The request: What is the count of lines that hold the word "leaving"? Give only the number.

Input data:
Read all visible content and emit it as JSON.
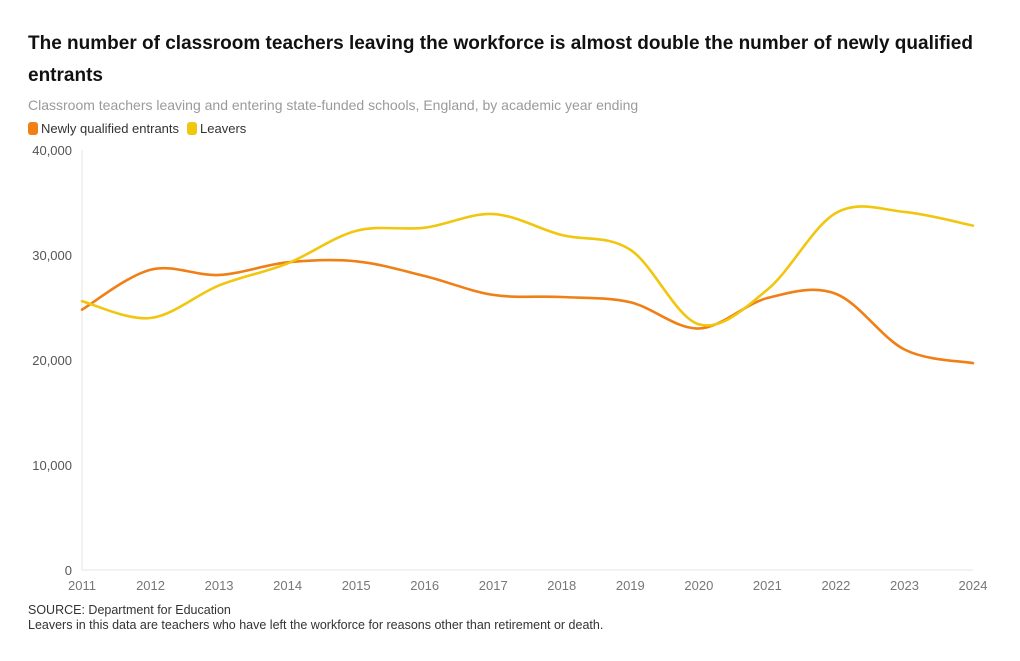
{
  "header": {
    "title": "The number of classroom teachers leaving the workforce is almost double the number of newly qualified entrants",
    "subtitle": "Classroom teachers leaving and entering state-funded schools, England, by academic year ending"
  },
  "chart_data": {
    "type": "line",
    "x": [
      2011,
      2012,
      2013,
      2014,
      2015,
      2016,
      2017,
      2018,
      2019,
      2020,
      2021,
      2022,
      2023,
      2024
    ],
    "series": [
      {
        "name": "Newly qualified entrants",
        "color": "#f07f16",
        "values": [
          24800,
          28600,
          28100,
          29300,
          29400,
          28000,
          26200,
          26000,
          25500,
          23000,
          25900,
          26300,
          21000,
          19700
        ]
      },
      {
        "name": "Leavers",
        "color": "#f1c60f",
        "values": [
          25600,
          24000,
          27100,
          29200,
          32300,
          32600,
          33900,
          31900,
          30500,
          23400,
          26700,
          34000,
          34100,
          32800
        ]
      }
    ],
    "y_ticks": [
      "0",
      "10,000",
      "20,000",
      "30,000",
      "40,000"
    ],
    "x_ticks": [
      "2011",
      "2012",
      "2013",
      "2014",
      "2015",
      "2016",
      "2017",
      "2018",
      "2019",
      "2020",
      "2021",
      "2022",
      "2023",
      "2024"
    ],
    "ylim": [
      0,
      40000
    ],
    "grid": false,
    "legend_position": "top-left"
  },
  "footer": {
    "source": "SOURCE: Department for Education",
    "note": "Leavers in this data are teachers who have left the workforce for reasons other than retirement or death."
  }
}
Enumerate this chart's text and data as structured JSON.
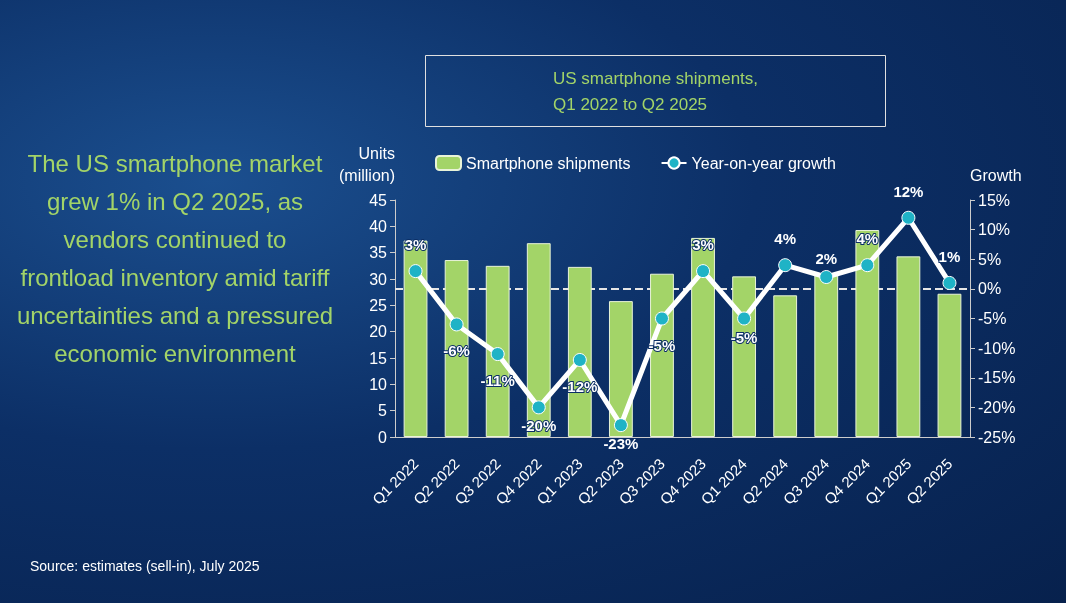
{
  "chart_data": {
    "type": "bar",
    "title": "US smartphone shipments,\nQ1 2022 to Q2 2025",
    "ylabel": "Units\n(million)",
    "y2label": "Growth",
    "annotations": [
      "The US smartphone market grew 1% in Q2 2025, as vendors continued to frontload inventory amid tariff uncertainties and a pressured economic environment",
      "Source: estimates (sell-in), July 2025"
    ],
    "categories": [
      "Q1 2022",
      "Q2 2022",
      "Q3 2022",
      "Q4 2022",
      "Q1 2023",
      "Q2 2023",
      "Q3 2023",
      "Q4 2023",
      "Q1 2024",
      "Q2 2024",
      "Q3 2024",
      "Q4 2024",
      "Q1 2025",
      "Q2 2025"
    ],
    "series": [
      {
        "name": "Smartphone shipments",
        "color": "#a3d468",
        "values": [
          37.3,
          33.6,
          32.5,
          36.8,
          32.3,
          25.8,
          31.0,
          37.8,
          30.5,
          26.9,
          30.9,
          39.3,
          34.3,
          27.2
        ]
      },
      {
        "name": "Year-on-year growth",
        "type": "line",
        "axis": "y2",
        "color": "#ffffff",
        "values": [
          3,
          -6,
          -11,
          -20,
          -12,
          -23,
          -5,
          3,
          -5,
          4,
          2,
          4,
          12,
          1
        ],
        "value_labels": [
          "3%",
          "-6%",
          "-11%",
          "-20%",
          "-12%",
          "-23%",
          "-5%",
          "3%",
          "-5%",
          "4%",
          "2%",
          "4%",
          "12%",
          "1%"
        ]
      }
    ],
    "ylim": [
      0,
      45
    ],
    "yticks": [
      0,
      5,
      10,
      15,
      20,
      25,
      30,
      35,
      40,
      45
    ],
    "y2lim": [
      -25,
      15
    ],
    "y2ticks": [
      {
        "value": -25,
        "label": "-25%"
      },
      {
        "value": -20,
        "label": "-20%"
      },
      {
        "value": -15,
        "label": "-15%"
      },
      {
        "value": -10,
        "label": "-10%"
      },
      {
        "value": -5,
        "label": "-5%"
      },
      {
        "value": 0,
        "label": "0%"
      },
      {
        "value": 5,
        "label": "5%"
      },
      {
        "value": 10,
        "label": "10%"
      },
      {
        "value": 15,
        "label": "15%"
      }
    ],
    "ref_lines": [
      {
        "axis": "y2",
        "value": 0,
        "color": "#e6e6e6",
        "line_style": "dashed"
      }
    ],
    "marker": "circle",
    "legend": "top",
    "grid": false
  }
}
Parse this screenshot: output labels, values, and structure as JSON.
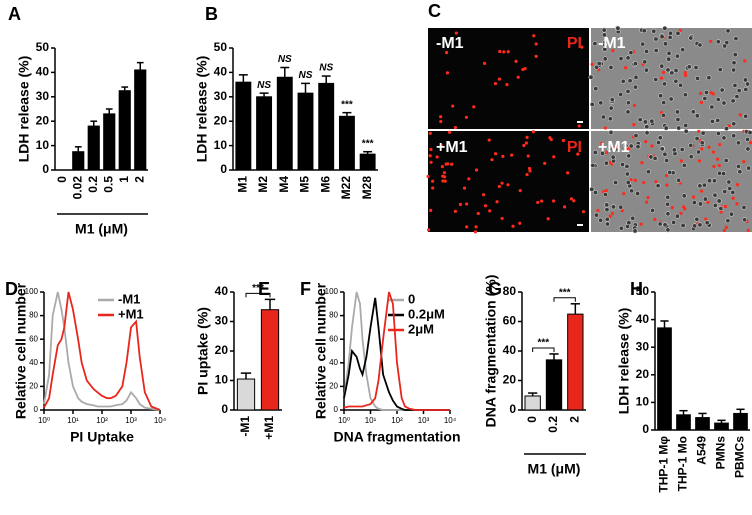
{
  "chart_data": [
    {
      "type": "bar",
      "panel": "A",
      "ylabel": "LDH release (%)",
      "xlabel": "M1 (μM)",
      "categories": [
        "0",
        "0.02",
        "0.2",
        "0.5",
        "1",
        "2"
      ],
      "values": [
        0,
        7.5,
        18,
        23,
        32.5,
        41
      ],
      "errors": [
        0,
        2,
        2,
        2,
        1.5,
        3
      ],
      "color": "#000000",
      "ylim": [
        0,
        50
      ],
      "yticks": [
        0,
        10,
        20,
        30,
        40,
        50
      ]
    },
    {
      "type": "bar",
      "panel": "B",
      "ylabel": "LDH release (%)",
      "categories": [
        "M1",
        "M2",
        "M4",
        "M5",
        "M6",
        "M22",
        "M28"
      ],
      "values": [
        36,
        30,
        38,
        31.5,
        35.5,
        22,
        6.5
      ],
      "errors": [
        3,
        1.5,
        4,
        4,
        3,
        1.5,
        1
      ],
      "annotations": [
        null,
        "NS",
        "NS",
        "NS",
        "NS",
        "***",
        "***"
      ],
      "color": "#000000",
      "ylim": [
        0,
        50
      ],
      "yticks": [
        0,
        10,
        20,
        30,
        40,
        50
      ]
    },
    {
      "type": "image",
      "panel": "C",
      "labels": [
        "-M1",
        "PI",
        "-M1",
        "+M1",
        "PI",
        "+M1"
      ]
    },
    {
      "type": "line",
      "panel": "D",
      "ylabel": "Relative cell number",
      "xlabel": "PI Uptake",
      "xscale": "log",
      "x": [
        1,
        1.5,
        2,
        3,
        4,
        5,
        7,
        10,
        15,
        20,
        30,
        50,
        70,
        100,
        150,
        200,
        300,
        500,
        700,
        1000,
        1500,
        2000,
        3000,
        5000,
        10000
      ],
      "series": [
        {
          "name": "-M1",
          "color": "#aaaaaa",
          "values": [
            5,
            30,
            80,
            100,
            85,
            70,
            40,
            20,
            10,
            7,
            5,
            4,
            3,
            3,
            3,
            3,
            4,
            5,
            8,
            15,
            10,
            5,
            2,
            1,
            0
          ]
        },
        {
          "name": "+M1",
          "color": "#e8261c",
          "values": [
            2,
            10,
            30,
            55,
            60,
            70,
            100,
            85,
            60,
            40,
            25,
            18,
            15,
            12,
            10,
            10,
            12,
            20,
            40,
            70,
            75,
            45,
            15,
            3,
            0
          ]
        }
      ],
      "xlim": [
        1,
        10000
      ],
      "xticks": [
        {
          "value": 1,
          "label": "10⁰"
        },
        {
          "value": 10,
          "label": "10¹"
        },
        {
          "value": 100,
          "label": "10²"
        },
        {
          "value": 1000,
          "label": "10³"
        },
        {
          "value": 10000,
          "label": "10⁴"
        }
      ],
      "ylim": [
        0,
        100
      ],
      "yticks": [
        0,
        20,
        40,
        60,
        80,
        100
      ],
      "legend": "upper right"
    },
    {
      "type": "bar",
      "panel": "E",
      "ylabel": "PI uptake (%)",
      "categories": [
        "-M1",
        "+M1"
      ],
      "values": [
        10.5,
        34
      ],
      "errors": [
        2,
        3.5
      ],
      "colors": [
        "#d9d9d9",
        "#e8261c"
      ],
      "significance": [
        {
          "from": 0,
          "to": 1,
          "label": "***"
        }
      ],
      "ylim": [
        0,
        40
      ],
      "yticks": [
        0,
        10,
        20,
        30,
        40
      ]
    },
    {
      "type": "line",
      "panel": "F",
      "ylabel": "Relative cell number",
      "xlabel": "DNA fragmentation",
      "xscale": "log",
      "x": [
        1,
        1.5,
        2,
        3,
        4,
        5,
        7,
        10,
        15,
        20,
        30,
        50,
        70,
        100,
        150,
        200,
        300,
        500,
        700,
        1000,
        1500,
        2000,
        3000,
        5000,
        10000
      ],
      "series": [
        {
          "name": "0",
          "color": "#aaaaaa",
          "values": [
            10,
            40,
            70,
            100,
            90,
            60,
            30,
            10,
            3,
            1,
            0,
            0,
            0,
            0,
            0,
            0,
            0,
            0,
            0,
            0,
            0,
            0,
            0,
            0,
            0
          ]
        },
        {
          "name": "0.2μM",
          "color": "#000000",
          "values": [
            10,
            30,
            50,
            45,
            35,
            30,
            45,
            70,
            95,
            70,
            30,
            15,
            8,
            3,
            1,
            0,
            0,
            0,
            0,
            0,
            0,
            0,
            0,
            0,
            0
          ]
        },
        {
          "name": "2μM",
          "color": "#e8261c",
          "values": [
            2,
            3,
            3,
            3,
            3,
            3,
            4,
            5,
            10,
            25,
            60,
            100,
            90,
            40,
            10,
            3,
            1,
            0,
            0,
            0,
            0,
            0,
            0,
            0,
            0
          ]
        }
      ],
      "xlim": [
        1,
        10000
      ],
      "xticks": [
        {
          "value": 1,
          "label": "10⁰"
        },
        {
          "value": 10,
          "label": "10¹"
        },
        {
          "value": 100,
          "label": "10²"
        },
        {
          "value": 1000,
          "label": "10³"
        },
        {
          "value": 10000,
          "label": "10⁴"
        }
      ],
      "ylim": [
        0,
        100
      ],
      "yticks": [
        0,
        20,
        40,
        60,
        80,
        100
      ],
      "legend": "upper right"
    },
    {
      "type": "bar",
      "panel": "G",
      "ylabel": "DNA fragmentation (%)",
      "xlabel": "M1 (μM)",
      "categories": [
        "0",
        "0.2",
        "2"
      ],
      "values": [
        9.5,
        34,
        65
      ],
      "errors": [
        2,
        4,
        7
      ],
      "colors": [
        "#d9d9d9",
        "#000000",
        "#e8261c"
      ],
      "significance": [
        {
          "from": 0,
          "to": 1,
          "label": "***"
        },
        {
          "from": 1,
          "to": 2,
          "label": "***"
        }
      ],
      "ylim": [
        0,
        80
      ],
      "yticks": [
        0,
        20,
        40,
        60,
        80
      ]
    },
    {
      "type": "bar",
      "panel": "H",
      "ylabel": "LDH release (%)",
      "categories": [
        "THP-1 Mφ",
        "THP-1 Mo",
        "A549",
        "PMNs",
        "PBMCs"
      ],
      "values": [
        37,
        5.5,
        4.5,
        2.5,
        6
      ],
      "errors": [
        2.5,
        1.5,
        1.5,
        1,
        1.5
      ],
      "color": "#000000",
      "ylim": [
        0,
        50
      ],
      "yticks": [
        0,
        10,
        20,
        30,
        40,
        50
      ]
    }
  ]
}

Answer for the task: 2